What you have to do: Tally the lines that include the word "color" and reply with nothing but the total.

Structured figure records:
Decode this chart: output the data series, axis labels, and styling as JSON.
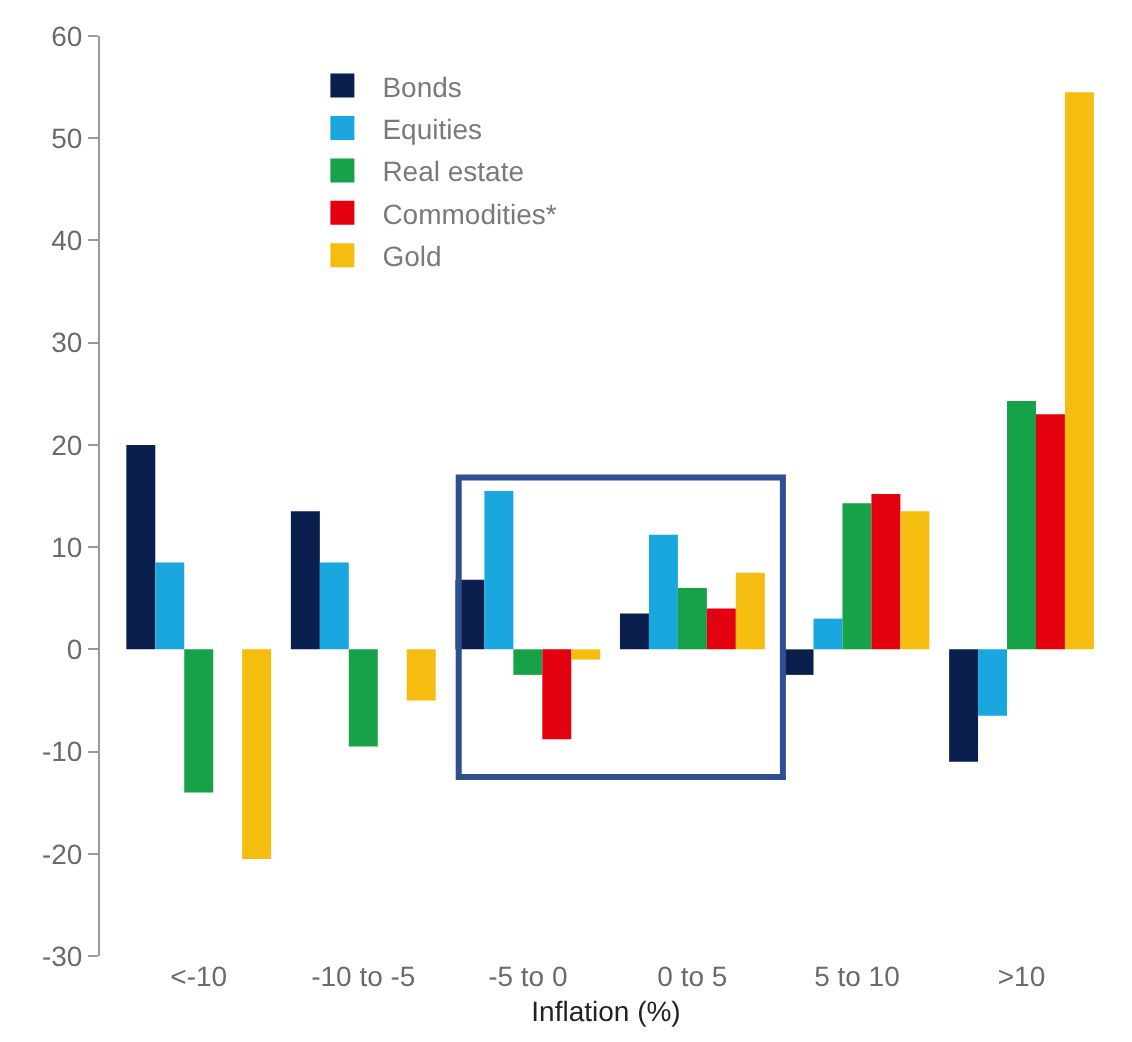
{
  "chart_data": {
    "type": "bar",
    "xlabel": "Inflation (%)",
    "categories": [
      "<-10",
      "-10 to -5",
      "-5 to 0",
      "0 to 5",
      "5 to 10",
      ">10"
    ],
    "series": [
      {
        "name": "Bonds",
        "color": "#0b1f4f",
        "values": [
          20,
          13.5,
          6.8,
          3.5,
          -2.5,
          -11
        ]
      },
      {
        "name": "Equities",
        "color": "#1aa7e0",
        "values": [
          8.5,
          8.5,
          15.5,
          11.2,
          3,
          -6.5
        ]
      },
      {
        "name": "Real estate",
        "color": "#17a24a",
        "values": [
          -14,
          -9.5,
          -2.5,
          6,
          14.3,
          24.3
        ]
      },
      {
        "name": "Commodities*",
        "color": "#e3000f",
        "values": [
          null,
          null,
          -8.8,
          4,
          15.2,
          23
        ]
      },
      {
        "name": "Gold",
        "color": "#f5bd10",
        "values": [
          -20.5,
          -5,
          -1,
          7.5,
          13.5,
          54.5
        ]
      }
    ],
    "ylim": [
      -30,
      60
    ],
    "yticks": [
      -30,
      -20,
      -10,
      0,
      10,
      20,
      30,
      40,
      50,
      60
    ],
    "legend": "top left"
  }
}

Result for this task: 5